STATED EXERCISE » Locate every line that holds the string "effectiveness" and copy it.

INPUT »

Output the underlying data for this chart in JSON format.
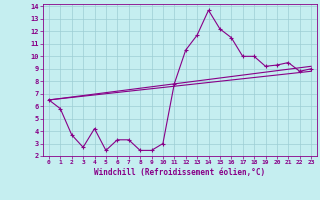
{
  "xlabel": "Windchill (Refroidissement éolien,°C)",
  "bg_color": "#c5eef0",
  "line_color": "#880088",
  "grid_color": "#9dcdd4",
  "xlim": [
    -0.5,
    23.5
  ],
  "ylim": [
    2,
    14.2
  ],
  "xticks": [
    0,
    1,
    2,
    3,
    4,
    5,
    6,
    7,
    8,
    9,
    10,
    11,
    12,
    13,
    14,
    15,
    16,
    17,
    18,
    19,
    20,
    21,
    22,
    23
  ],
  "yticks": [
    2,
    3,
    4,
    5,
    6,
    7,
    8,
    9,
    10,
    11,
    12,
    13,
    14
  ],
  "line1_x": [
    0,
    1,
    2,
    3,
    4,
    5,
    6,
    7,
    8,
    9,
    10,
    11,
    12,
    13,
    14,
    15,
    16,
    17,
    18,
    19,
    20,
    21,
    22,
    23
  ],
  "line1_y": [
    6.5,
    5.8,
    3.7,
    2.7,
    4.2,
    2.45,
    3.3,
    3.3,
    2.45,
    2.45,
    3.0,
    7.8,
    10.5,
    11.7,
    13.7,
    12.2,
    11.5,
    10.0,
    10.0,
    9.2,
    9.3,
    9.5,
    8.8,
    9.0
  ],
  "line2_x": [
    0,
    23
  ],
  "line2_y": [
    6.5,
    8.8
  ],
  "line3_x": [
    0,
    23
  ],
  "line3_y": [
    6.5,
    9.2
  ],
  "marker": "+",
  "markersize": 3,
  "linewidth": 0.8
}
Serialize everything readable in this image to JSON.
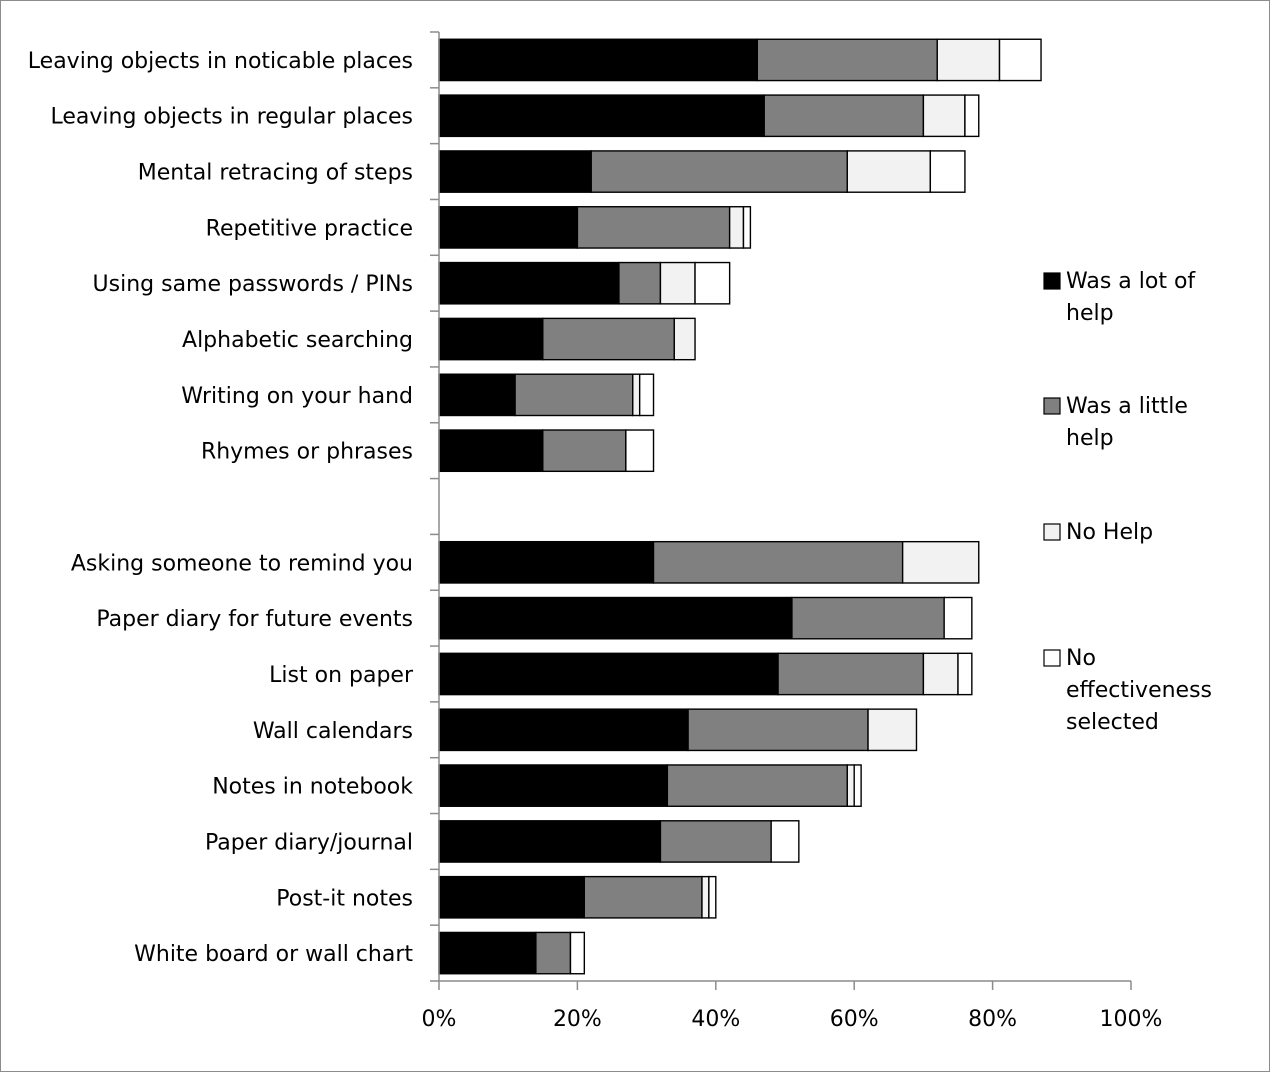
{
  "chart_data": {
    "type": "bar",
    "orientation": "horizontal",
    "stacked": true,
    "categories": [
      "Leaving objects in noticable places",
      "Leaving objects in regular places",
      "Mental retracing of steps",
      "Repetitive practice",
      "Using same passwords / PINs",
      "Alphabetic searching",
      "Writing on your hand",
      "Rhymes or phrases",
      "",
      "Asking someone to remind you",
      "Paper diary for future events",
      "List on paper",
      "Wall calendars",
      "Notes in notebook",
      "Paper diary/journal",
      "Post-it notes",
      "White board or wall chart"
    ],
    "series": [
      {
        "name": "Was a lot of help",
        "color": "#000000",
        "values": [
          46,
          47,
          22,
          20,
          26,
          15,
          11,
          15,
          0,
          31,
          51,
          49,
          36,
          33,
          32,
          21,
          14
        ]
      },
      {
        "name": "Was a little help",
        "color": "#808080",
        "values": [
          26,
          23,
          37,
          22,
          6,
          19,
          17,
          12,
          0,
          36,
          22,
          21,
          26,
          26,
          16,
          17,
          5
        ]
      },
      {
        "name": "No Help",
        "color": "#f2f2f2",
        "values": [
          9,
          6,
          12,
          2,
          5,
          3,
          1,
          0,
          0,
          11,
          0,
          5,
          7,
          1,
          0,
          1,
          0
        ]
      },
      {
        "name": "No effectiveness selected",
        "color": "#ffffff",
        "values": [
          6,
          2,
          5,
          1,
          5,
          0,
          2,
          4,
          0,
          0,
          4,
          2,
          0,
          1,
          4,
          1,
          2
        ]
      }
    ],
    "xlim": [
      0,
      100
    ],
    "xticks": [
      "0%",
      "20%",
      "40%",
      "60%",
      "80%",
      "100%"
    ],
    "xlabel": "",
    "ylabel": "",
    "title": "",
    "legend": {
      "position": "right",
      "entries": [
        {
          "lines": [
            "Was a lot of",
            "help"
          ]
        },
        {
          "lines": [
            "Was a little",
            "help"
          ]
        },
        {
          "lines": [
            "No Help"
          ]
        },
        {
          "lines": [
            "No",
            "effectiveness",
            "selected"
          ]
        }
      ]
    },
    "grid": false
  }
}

--

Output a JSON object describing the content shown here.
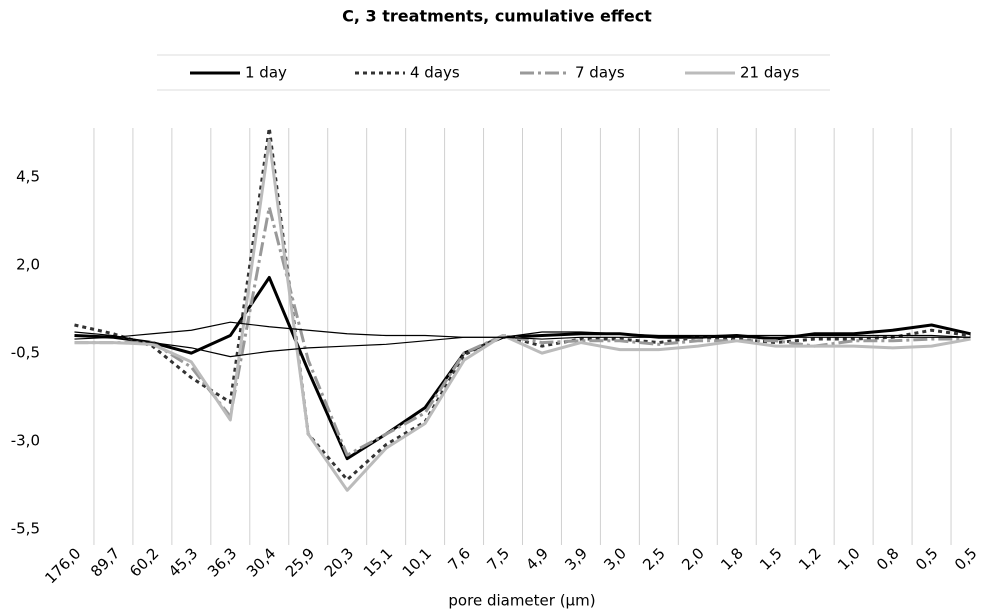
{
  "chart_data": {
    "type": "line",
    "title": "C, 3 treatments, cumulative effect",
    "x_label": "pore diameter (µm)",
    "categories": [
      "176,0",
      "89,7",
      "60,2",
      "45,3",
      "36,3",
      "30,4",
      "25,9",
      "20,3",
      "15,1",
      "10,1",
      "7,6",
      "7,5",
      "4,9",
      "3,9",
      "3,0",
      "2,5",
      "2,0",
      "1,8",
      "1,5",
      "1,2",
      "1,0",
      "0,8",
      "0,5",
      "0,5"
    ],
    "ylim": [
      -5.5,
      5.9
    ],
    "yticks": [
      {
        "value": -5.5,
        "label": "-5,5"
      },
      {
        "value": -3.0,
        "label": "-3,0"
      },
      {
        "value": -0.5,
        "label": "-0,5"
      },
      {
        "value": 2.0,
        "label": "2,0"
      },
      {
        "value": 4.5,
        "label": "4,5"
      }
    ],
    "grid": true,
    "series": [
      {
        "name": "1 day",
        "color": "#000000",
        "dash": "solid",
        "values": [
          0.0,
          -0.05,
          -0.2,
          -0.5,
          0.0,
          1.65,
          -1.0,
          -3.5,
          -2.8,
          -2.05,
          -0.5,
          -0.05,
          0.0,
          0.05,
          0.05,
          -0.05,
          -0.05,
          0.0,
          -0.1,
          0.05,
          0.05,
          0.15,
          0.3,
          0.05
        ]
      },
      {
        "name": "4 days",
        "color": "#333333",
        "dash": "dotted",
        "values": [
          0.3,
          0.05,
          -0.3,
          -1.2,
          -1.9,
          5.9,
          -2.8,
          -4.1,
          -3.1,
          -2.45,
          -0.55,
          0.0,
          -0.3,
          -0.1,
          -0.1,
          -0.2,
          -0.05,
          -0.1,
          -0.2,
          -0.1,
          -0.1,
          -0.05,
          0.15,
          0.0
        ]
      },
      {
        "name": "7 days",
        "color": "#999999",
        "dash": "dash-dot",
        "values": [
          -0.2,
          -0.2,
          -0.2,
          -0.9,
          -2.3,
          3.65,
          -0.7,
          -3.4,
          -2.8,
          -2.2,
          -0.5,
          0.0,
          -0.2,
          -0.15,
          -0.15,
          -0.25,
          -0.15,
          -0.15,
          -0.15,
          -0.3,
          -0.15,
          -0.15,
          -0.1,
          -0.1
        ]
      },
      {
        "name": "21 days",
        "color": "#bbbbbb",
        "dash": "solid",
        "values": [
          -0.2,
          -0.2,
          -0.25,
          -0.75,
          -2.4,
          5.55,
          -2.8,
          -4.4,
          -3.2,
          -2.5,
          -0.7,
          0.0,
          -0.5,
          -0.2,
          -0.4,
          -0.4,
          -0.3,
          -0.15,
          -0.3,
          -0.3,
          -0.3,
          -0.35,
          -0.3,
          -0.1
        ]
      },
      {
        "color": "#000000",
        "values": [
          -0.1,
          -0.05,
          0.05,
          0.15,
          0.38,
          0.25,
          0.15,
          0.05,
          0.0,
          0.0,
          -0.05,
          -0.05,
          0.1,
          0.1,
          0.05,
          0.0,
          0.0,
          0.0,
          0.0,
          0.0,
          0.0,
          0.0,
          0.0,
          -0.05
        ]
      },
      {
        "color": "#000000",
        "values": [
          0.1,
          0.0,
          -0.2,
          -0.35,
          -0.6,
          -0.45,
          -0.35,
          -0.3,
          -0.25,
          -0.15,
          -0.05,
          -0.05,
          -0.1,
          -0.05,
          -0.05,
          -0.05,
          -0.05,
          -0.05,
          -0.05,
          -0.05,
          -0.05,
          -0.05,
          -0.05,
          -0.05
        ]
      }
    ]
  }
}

RESULT »
        "name": "No effectiveness selected",
            "effectiveness",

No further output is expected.